--- Your objective ---
Copy, in full, each line of the material that holds the word "pattern".

--- Input records ---
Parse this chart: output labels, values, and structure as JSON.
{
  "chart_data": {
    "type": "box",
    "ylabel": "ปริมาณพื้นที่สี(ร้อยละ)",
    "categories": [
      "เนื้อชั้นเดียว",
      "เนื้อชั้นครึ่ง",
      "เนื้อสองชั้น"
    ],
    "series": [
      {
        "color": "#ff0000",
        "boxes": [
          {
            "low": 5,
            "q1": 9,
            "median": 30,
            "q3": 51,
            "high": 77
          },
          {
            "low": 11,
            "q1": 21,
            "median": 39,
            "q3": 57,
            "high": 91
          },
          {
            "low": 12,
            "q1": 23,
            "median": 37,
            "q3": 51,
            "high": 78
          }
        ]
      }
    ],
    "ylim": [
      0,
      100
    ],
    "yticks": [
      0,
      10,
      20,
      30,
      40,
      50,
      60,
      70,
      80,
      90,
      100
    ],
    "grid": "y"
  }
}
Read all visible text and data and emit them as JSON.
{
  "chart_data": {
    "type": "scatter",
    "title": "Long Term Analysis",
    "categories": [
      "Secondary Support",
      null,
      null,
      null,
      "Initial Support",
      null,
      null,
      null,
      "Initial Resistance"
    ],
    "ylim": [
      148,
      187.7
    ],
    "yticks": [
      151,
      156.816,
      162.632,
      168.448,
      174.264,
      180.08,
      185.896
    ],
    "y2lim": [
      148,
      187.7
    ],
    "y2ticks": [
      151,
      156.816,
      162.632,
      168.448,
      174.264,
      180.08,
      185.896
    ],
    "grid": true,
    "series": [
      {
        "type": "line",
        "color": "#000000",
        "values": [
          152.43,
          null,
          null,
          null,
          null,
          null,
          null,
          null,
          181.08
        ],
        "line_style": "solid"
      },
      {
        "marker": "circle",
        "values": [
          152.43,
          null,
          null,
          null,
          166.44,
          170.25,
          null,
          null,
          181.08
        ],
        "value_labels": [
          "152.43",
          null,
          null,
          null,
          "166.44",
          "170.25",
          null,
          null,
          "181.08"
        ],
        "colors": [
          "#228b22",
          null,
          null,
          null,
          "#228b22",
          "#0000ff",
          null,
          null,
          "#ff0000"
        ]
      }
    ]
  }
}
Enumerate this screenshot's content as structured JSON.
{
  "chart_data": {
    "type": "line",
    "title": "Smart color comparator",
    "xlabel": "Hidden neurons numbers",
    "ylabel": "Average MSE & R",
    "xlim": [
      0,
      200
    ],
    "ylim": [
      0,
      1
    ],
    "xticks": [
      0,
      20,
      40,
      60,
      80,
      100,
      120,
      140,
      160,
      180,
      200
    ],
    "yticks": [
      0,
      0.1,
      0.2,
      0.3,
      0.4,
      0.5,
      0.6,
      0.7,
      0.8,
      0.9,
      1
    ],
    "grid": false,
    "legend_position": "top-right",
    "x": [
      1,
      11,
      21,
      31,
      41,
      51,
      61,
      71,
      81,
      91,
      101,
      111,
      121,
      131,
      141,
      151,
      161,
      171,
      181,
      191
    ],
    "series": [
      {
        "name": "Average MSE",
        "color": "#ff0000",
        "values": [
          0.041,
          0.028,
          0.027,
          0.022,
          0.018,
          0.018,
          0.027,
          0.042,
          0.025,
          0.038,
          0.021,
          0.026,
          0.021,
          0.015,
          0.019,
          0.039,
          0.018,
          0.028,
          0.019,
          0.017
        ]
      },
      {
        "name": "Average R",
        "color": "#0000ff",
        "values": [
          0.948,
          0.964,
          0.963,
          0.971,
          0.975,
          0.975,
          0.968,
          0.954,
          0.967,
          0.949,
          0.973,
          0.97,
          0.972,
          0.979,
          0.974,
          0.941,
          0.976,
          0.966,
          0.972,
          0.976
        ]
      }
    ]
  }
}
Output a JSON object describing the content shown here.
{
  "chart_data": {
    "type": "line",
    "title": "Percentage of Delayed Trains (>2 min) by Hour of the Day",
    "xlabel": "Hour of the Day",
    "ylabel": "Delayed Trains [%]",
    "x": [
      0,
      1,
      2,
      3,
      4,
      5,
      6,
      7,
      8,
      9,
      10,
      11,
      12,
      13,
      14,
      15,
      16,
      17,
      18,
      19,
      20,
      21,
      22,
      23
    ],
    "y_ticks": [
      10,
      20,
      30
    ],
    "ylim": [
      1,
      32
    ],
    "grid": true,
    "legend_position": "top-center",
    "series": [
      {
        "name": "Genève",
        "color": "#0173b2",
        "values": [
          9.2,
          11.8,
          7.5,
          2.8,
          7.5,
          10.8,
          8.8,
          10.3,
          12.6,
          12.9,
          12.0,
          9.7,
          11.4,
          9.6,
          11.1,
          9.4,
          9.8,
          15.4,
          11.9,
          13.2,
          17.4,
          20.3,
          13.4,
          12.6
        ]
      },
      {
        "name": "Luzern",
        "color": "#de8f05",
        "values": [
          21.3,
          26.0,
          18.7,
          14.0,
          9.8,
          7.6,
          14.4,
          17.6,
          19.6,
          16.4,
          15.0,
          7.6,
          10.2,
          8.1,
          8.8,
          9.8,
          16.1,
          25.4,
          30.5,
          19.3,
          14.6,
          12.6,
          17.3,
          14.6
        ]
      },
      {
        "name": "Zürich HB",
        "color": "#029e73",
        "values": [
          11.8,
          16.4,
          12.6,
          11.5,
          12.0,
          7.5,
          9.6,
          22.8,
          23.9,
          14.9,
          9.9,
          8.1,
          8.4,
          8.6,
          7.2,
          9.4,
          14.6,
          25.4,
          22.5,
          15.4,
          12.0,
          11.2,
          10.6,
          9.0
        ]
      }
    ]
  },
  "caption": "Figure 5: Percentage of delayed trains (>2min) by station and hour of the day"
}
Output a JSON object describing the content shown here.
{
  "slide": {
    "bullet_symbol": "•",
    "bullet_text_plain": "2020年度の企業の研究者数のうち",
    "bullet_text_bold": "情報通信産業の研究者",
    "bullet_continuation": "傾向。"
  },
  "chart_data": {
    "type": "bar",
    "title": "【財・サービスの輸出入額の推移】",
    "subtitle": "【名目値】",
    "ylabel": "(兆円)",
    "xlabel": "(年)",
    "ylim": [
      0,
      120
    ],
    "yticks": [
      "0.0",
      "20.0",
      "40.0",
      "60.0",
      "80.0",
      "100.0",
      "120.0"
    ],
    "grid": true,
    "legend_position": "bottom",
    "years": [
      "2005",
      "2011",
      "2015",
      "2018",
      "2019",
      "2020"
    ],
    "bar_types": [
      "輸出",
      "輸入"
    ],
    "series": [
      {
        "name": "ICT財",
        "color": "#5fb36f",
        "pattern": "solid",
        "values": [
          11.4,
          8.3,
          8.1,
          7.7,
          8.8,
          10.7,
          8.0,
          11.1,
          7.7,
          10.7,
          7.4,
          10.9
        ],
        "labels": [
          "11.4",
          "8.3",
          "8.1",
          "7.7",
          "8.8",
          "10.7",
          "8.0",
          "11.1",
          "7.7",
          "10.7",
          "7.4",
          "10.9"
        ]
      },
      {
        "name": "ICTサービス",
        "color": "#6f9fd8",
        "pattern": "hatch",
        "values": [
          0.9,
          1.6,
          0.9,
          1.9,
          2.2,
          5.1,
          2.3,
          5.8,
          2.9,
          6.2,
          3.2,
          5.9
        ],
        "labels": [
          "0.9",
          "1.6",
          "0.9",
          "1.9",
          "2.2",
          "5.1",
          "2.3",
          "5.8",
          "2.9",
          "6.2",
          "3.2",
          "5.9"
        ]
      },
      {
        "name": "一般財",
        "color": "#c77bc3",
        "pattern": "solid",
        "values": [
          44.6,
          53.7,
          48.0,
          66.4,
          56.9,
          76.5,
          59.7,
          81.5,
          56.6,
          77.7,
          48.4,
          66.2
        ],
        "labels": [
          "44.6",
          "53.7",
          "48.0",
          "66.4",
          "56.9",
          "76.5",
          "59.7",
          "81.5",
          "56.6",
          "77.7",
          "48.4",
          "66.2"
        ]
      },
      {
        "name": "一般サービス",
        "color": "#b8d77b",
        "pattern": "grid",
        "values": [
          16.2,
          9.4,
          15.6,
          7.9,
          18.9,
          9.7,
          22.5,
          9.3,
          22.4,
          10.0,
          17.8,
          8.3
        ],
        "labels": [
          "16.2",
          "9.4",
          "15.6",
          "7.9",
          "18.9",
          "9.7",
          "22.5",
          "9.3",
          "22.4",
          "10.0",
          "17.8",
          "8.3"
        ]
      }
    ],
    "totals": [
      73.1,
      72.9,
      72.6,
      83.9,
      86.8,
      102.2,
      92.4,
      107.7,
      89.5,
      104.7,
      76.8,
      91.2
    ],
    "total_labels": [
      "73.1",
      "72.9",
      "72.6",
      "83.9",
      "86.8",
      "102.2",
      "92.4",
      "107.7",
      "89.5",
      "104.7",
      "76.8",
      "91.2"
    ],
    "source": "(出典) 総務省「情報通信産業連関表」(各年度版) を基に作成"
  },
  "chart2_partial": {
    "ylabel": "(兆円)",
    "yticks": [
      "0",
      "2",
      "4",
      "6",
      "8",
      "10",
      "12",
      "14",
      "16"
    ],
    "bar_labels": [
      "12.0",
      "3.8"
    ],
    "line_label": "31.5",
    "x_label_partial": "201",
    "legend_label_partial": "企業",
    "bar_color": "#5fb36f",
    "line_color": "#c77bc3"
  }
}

--- Solution for this problem ---
        "pattern": "solid",
        "pattern": "hatch",
        "pattern": "solid",
        "pattern": "grid",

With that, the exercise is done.